Find every line in the records below that contains the word "Firenze", and copy each such line.

---------- Given data ----------

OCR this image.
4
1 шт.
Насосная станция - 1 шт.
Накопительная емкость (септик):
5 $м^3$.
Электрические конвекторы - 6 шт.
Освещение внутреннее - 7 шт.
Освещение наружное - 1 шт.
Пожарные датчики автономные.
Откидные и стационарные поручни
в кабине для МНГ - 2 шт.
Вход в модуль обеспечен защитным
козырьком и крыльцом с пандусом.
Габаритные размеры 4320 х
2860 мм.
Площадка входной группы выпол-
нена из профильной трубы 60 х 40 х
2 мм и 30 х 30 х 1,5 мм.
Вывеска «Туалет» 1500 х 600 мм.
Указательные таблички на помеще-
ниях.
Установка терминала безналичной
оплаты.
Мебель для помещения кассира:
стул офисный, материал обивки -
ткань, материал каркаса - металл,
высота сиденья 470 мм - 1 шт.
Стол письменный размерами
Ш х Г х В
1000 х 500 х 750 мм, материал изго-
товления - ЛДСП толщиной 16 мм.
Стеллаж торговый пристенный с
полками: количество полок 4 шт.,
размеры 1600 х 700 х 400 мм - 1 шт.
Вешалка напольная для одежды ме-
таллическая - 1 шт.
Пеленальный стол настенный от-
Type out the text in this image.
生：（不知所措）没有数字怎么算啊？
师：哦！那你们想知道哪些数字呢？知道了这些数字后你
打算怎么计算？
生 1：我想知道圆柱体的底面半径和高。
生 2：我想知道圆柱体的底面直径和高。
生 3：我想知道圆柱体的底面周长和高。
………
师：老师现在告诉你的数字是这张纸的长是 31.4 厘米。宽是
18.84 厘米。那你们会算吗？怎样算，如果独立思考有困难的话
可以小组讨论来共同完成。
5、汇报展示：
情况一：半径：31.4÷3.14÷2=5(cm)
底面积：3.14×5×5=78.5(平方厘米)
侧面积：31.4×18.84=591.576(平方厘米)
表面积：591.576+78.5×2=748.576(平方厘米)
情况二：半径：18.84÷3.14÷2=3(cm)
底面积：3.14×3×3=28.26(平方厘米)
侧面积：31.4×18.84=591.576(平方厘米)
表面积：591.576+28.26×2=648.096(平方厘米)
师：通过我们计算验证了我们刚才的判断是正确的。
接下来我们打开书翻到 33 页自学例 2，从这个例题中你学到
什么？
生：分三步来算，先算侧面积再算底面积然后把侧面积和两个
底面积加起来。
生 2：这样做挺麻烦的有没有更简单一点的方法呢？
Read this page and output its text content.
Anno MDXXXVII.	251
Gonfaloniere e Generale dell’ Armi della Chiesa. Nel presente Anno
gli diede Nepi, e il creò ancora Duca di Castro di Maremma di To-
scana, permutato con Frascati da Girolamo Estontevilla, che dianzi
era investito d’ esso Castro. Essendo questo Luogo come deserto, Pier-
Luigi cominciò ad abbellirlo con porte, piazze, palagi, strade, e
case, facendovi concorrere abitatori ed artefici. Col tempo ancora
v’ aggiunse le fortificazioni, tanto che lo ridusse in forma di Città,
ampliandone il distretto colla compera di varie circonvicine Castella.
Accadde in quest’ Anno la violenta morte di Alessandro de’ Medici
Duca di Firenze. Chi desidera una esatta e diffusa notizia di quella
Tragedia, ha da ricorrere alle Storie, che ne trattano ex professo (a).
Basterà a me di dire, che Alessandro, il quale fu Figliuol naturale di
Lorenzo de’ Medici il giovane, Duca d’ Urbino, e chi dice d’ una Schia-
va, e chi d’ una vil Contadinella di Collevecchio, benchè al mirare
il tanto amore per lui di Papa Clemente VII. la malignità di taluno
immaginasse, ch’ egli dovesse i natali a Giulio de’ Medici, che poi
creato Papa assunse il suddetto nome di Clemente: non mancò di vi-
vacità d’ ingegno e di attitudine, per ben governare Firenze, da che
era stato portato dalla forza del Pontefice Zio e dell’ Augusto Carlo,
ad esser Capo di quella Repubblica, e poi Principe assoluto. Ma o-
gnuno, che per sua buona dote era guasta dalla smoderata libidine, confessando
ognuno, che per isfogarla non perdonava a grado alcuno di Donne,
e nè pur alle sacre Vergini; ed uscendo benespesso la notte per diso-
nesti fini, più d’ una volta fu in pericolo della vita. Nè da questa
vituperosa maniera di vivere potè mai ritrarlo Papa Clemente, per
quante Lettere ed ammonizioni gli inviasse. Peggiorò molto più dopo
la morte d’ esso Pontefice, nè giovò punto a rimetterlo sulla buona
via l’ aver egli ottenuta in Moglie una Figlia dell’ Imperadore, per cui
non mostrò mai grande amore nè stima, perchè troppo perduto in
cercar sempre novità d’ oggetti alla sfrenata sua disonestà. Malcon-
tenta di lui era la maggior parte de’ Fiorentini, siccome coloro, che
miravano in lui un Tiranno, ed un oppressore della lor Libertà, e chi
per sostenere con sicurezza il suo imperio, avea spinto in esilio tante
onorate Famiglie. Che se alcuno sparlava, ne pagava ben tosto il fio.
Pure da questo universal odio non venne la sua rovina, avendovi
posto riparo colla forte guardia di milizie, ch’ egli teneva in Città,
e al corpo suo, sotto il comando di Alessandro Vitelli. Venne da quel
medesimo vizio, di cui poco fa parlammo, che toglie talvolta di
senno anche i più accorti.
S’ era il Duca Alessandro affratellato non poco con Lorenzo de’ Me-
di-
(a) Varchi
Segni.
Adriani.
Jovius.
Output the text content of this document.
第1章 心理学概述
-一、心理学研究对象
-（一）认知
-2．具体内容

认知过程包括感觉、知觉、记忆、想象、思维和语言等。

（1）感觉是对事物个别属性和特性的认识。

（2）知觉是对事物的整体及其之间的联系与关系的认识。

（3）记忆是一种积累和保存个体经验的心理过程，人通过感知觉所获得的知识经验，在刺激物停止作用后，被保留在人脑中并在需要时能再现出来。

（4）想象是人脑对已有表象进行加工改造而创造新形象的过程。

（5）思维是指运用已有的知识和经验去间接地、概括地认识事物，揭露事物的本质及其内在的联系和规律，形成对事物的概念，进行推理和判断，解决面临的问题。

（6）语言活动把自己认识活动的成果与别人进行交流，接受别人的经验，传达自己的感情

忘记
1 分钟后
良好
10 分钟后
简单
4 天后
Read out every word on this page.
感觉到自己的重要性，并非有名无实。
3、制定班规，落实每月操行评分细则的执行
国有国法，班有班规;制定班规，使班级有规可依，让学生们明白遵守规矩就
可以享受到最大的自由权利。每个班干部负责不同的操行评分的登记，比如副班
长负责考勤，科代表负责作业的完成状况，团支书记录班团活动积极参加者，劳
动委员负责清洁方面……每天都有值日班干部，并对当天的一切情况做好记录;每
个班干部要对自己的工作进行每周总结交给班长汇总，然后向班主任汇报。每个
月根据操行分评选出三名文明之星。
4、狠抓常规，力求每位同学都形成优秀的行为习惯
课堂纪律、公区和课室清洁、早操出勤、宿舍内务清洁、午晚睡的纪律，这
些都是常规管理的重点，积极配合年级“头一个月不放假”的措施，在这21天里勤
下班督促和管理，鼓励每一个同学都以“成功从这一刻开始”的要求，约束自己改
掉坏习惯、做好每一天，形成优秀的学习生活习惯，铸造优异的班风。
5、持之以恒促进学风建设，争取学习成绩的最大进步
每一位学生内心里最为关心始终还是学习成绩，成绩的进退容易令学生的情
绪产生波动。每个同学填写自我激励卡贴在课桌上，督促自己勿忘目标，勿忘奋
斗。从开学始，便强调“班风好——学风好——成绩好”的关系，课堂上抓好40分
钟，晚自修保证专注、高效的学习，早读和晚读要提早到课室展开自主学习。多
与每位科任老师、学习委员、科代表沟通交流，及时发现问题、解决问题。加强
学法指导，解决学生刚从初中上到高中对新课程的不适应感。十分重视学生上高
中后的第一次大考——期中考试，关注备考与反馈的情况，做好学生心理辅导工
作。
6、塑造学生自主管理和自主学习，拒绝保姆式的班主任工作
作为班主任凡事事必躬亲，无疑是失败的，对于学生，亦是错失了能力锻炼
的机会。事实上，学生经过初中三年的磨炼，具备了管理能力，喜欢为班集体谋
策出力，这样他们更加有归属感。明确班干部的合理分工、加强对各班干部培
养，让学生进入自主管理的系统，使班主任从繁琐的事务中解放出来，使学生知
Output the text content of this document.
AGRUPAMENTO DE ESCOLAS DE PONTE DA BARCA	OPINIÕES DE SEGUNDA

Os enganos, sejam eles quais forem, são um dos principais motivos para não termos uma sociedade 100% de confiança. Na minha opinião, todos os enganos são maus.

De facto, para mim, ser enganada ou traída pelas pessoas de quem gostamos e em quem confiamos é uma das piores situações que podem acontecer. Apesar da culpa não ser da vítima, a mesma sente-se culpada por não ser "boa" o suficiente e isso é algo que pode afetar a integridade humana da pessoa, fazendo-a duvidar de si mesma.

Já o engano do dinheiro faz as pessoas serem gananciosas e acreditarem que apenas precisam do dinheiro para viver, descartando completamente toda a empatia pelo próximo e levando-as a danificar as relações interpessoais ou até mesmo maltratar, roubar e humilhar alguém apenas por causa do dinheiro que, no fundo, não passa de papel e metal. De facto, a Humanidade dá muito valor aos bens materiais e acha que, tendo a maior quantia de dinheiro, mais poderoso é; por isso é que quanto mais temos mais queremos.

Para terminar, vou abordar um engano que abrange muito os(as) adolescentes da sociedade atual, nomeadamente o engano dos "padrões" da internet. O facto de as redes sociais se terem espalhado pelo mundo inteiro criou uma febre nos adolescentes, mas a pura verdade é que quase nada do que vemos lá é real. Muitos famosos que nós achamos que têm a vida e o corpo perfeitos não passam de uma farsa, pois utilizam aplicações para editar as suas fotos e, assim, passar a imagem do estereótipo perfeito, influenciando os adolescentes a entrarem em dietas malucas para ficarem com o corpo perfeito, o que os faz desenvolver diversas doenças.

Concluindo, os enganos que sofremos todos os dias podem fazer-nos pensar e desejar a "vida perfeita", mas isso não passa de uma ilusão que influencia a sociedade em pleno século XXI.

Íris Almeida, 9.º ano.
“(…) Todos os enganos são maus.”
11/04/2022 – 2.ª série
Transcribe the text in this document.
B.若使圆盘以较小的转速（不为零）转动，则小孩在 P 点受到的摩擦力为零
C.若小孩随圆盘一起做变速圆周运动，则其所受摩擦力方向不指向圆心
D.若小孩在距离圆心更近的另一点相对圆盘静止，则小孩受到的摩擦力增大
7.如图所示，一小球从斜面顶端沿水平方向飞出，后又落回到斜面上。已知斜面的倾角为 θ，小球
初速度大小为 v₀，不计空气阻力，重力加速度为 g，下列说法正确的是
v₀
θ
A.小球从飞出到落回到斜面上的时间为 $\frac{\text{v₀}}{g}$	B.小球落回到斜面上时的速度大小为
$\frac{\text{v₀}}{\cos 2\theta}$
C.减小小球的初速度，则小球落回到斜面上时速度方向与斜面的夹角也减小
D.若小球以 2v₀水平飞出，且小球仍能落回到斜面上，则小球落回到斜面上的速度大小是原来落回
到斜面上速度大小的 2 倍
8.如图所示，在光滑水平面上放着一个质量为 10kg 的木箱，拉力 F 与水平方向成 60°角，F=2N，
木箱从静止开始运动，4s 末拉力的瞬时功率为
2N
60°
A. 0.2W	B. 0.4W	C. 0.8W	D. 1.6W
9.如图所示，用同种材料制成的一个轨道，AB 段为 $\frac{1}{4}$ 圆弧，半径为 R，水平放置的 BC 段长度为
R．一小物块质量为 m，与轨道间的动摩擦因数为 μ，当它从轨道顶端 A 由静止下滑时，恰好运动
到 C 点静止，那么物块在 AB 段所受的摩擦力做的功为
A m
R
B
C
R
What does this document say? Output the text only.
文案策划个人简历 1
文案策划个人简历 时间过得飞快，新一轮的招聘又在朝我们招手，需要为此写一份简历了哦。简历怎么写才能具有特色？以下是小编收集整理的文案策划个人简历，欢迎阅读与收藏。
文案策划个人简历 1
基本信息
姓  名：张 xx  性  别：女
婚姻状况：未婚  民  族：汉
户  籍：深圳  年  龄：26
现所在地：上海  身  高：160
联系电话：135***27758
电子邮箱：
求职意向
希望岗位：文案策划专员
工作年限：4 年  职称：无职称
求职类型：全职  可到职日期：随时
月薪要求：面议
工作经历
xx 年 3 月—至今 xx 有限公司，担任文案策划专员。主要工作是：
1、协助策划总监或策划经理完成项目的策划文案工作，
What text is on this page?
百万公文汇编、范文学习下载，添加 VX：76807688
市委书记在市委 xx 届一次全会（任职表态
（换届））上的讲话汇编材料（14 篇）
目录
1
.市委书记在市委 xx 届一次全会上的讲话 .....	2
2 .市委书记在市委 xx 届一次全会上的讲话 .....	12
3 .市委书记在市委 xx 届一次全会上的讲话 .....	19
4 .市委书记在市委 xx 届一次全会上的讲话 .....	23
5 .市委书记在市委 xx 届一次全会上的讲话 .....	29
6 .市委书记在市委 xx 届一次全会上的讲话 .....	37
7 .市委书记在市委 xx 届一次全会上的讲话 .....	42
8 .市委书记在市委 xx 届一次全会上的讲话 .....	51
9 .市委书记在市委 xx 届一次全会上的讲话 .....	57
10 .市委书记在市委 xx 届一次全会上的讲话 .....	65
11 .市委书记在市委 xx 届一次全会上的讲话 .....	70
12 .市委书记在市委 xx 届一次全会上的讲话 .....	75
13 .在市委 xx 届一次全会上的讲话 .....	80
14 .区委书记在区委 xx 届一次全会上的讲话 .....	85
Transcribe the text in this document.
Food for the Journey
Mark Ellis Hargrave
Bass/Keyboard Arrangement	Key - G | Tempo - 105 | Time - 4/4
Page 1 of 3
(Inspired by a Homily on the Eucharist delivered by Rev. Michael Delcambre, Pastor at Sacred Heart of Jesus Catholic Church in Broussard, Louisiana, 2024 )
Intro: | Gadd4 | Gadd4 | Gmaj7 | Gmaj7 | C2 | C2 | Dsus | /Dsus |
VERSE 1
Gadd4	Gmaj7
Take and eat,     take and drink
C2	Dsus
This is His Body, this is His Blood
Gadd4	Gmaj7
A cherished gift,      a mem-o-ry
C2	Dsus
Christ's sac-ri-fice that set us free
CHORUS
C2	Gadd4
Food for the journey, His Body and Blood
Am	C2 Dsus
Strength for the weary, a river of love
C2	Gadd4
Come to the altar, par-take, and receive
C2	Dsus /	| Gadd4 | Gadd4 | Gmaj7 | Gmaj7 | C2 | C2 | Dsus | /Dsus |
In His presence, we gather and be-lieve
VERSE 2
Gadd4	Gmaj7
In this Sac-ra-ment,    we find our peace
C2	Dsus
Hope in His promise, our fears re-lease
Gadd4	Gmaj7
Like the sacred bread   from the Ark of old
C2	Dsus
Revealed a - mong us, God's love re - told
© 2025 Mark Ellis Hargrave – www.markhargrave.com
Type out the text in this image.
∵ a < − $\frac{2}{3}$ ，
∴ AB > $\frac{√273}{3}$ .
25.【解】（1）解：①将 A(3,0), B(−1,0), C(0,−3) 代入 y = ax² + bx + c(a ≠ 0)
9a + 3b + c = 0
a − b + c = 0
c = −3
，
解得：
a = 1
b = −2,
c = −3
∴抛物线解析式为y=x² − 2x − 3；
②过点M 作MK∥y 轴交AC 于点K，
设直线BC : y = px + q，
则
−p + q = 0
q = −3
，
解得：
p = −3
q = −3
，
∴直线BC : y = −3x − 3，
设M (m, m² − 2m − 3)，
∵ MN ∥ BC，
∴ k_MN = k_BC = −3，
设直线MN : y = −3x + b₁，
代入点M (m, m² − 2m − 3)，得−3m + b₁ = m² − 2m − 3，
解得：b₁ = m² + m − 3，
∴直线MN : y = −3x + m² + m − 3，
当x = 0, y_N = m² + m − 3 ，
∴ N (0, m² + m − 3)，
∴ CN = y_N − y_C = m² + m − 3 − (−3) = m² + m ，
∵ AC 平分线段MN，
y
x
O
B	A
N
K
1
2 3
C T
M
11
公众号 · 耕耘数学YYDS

----------

» Response:
Duca di Firenze. Chi desidera una esatta e diffusa notizia di quella
vacità d’ ingegno e di attitudine, per ben governare Firenze, da che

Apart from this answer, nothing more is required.